[PROVIDED DATA]
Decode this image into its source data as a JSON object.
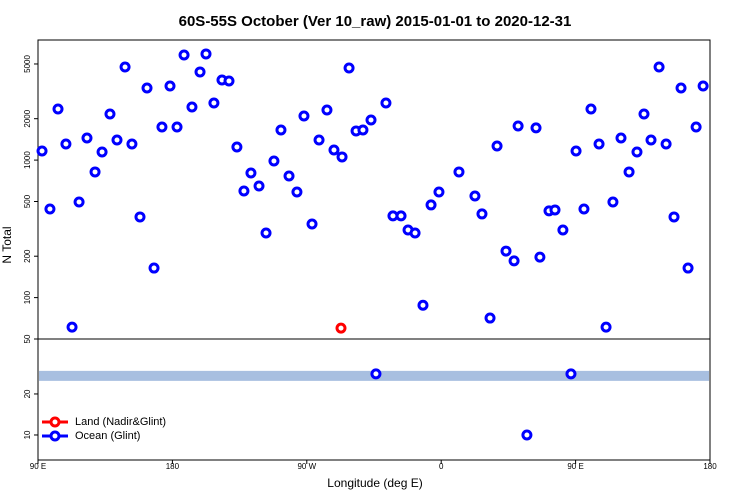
{
  "chart_data": {
    "type": "scatter",
    "title": "60S-55S October (Ver 10_raw)   2015-01-01 to 2020-12-31",
    "xlabel": "Longitude (deg E)",
    "ylabel": "N Total",
    "xlim": [
      90,
      540
    ],
    "xticks": [
      {
        "value": 90,
        "label": "90 E"
      },
      {
        "value": 180,
        "label": "180"
      },
      {
        "value": 270,
        "label": "90 W"
      },
      {
        "value": 360,
        "label": "0"
      },
      {
        "value": 450,
        "label": "90 E"
      },
      {
        "value": 540,
        "label": "180"
      }
    ],
    "log_y": true,
    "ylim": [
      50,
      7470
    ],
    "yticks": [
      50,
      100,
      200,
      500,
      1000,
      2000,
      5000
    ],
    "series": [
      {
        "name": "Land (Nadir&Glint)",
        "color": "#ff0000",
        "x": [
          292.9
        ],
        "values": [
          60
        ]
      },
      {
        "name": "Ocean (Glint)",
        "color": "#0000ff",
        "x": [
          92.7,
          98.0,
          103.4,
          108.7,
          112.8,
          117.5,
          122.8,
          128.2,
          132.9,
          138.2,
          142.9,
          148.3,
          152.9,
          158.3,
          163.0,
          167.7,
          173.0,
          178.4,
          183.1,
          187.8,
          193.1,
          198.5,
          202.5,
          207.8,
          213.2,
          217.9,
          223.2,
          227.9,
          232.6,
          238.0,
          242.7,
          248.0,
          252.7,
          258.1,
          263.4,
          268.1,
          273.5,
          278.2,
          283.5,
          288.2,
          293.6,
          298.3,
          303.0,
          307.6,
          313.0,
          323.0,
          327.7,
          333.1,
          337.8,
          342.5,
          347.8,
          353.2,
          358.5,
          371.9,
          382.6,
          387.3,
          392.7,
          397.4,
          403.4,
          408.8,
          411.5,
          423.5,
          426.1,
          432.2,
          436.2,
          441.5,
          450.3,
          455.6,
          460.3,
          465.7,
          470.4,
          475.0,
          480.4,
          485.8,
          491.1,
          495.8,
          500.5,
          505.9,
          510.6,
          515.9,
          520.6,
          525.3,
          530.7,
          535.4
        ],
        "values": [
          1165,
          441,
          2353,
          1310,
          61,
          496,
          1448,
          820,
          1146,
          2165,
          1400,
          4755,
          1310,
          386,
          3345,
          164,
          1741,
          3460,
          1741,
          5810,
          2434,
          4375,
          5915,
          2603,
          3825,
          3760,
          1246,
          596,
          806,
          648,
          295,
          985,
          1656,
          766,
          586,
          2093,
          343,
          1400,
          2313,
          1184,
          1054,
          4675,
          1629,
          1656,
          1958,
          2603,
          393,
          393,
          310,
          295,
          88,
          472,
          586,
          820,
          548,
          406,
          71,
          1267,
          218,
          185,
          1770,
          1714,
          197,
          427,
          434,
          310,
          1165,
          441,
          2353,
          1310,
          61,
          496,
          1448,
          820,
          1146,
          2165,
          1400,
          4755,
          1310,
          386,
          3345,
          164,
          1741,
          3460
        ]
      }
    ],
    "lower_panel": {
      "ylim": [
        3.9,
        33.4
      ],
      "yticks": [
        10,
        20
      ],
      "band": {
        "value": 24.4,
        "color": "#a8bfe0"
      },
      "legend": "lower left",
      "series": [
        {
          "color": "#0000ff",
          "x": [
            316.3,
            446.9,
            417.4
          ],
          "values": [
            24.9,
            24.9,
            10
          ]
        }
      ]
    }
  }
}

[WORK REQUIRED] Pick out each line above that includes "color" and show it.

[WRITTEN SOLUTION]
        "color": "#ff0000",
        "color": "#0000ff",
        "color": "#a8bfe0"
          "color": "#0000ff",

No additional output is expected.